EXERCISE DETAILS: Make an exact copy of the entries below with the pictures removed.

SUPPLIED INFORMATION:
──────

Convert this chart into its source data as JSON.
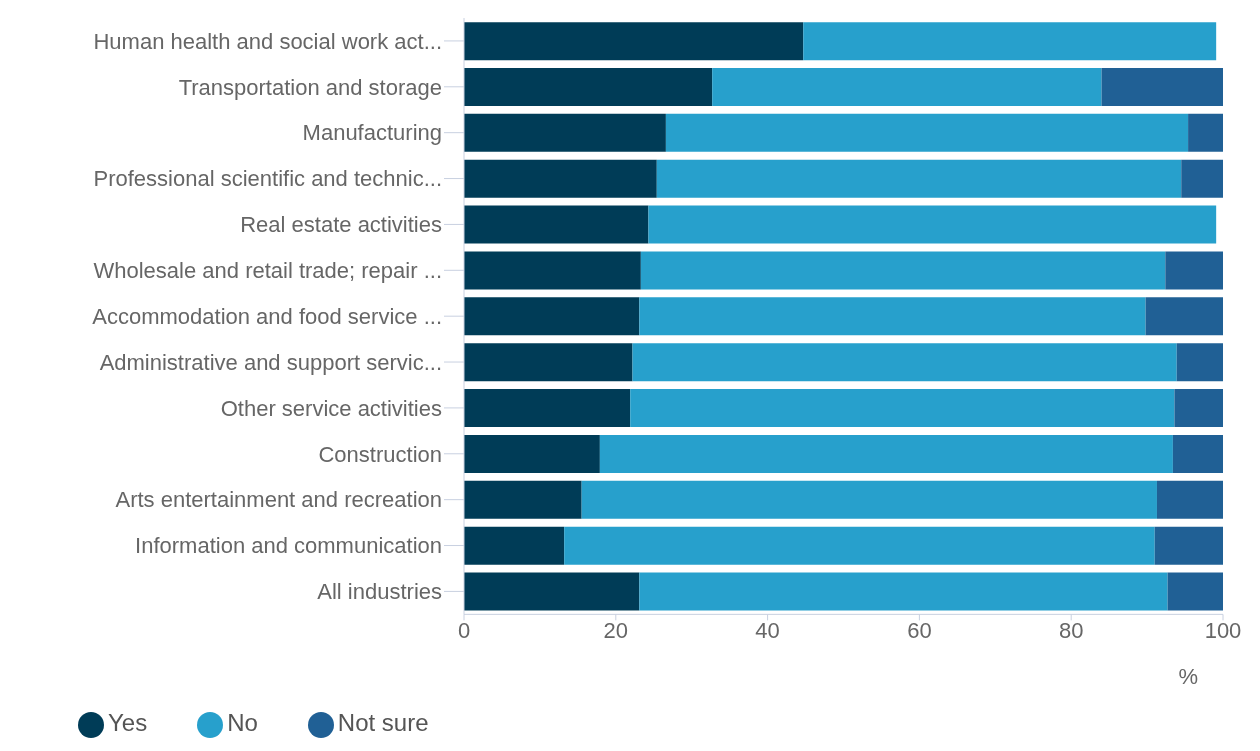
{
  "chart_data": {
    "type": "bar",
    "orientation": "horizontal",
    "stacked": true,
    "xlabel": "%",
    "categories": [
      "Human health and social work act...",
      "Transportation and storage",
      "Manufacturing",
      "Professional scientific and technic...",
      "Real estate activities",
      "Wholesale and retail trade; repair ...",
      "Accommodation and food service ...",
      "Administrative and support servic...",
      "Other service activities",
      "Construction",
      "Arts entertainment and recreation",
      "Information and communication",
      "All industries"
    ],
    "series": [
      {
        "name": "Yes",
        "color": "#003c57",
        "values": [
          44.7,
          32.7,
          26.6,
          25.4,
          24.3,
          23.3,
          23.1,
          22.2,
          21.9,
          17.9,
          15.5,
          13.2,
          23.1
        ]
      },
      {
        "name": "No",
        "color": "#27a0cc",
        "values": [
          54.4,
          51.3,
          68.8,
          69.1,
          74.8,
          69.1,
          66.7,
          71.7,
          71.7,
          75.5,
          75.8,
          77.8,
          69.6
        ]
      },
      {
        "name": "Not sure",
        "color": "#206095",
        "values": [
          null,
          16.0,
          4.6,
          5.5,
          null,
          7.6,
          10.2,
          6.1,
          6.4,
          6.6,
          8.7,
          9.0,
          7.3
        ]
      }
    ],
    "xlim": [
      0,
      100
    ],
    "xticks": [
      0,
      20,
      40,
      60,
      80,
      100
    ],
    "grid": false,
    "legend": "bottom left"
  }
}
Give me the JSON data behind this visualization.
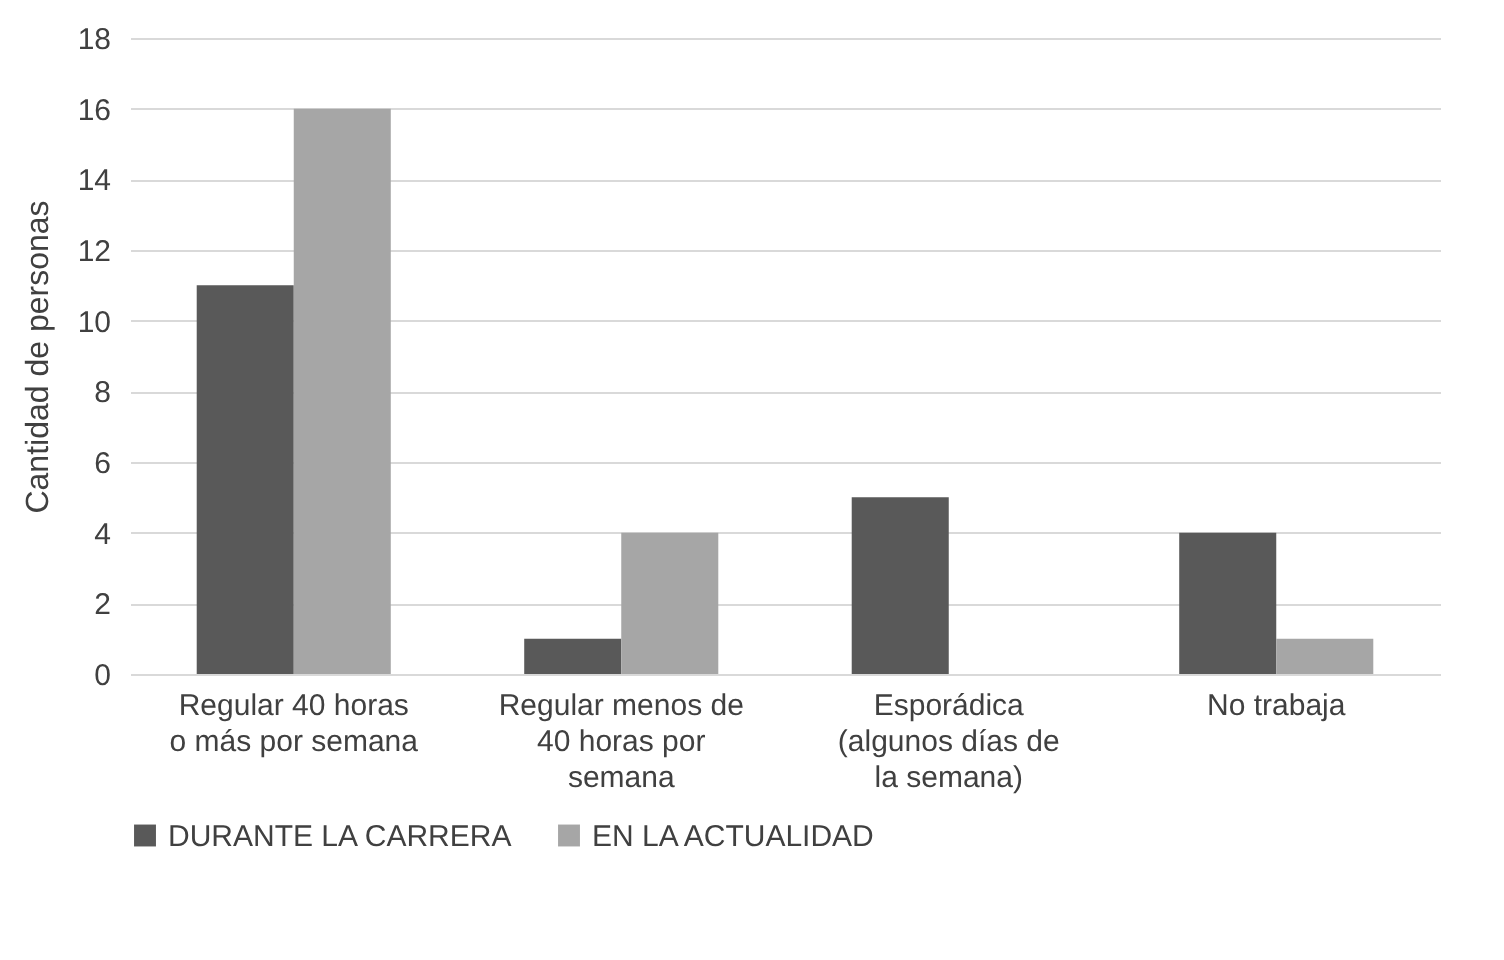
{
  "chart_data": {
    "type": "bar",
    "ylabel": "Cantidad de personas",
    "categories": [
      "Regular 40 horas o más por semana",
      "Regular menos de 40 horas por semana",
      "Esporádica (algunos días de la semana)",
      "No trabaja"
    ],
    "series": [
      {
        "name": "DURANTE LA CARRERA",
        "color": "#595959",
        "values": [
          11,
          1,
          5,
          4
        ]
      },
      {
        "name": "EN LA ACTUALIDAD",
        "color": "#a6a6a6",
        "values": [
          16,
          4,
          0,
          1
        ]
      }
    ],
    "ylim": [
      0,
      18
    ],
    "yticks": [
      0,
      2,
      4,
      6,
      8,
      10,
      12,
      14,
      16,
      18
    ],
    "grid": "y",
    "legend": "bottom"
  }
}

──────

SOLVED PROBLEM:
Convert this chart into its source data as JSON.
{
  "chart_data": {
    "type": "bar",
    "orientation": "horizontal",
    "stacked": true,
    "xlabel": "%",
    "categories": [
      "Human health and social work act...",
      "Transportation and storage",
      "Manufacturing",
      "Professional scientific and technic...",
      "Real estate activities",
      "Wholesale and retail trade; repair ...",
      "Accommodation and food service ...",
      "Administrative and support servic...",
      "Other service activities",
      "Construction",
      "Arts entertainment and recreation",
      "Information and communication",
      "All industries"
    ],
    "series": [
      {
        "name": "Yes",
        "color": "#003c57",
        "values": [
          44.7,
          32.7,
          26.6,
          25.4,
          24.3,
          23.3,
          23.1,
          22.2,
          21.9,
          17.9,
          15.5,
          13.2,
          23.1
        ]
      },
      {
        "name": "No",
        "color": "#27a0cc",
        "values": [
          54.4,
          51.3,
          68.8,
          69.1,
          74.8,
          69.1,
          66.7,
          71.7,
          71.7,
          75.5,
          75.8,
          77.8,
          69.6
        ]
      },
      {
        "name": "Not sure",
        "color": "#206095",
        "values": [
          null,
          16.0,
          4.6,
          5.5,
          null,
          7.6,
          10.2,
          6.1,
          6.4,
          6.6,
          8.7,
          9.0,
          7.3
        ]
      }
    ],
    "xlim": [
      0,
      100
    ],
    "xticks": [
      0,
      20,
      40,
      60,
      80,
      100
    ],
    "grid": false,
    "legend": "bottom left"
  }
}
Give me the JSON data behind this visualization.
{
  "chart_data": {
    "type": "bar",
    "ylabel": "Cantidad de personas",
    "categories": [
      "Regular 40 horas o más por semana",
      "Regular menos de 40 horas por semana",
      "Esporádica (algunos días de la semana)",
      "No trabaja"
    ],
    "series": [
      {
        "name": "DURANTE LA CARRERA",
        "color": "#595959",
        "values": [
          11,
          1,
          5,
          4
        ]
      },
      {
        "name": "EN LA ACTUALIDAD",
        "color": "#a6a6a6",
        "values": [
          16,
          4,
          0,
          1
        ]
      }
    ],
    "ylim": [
      0,
      18
    ],
    "yticks": [
      0,
      2,
      4,
      6,
      8,
      10,
      12,
      14,
      16,
      18
    ],
    "grid": "y",
    "legend": "bottom"
  }
}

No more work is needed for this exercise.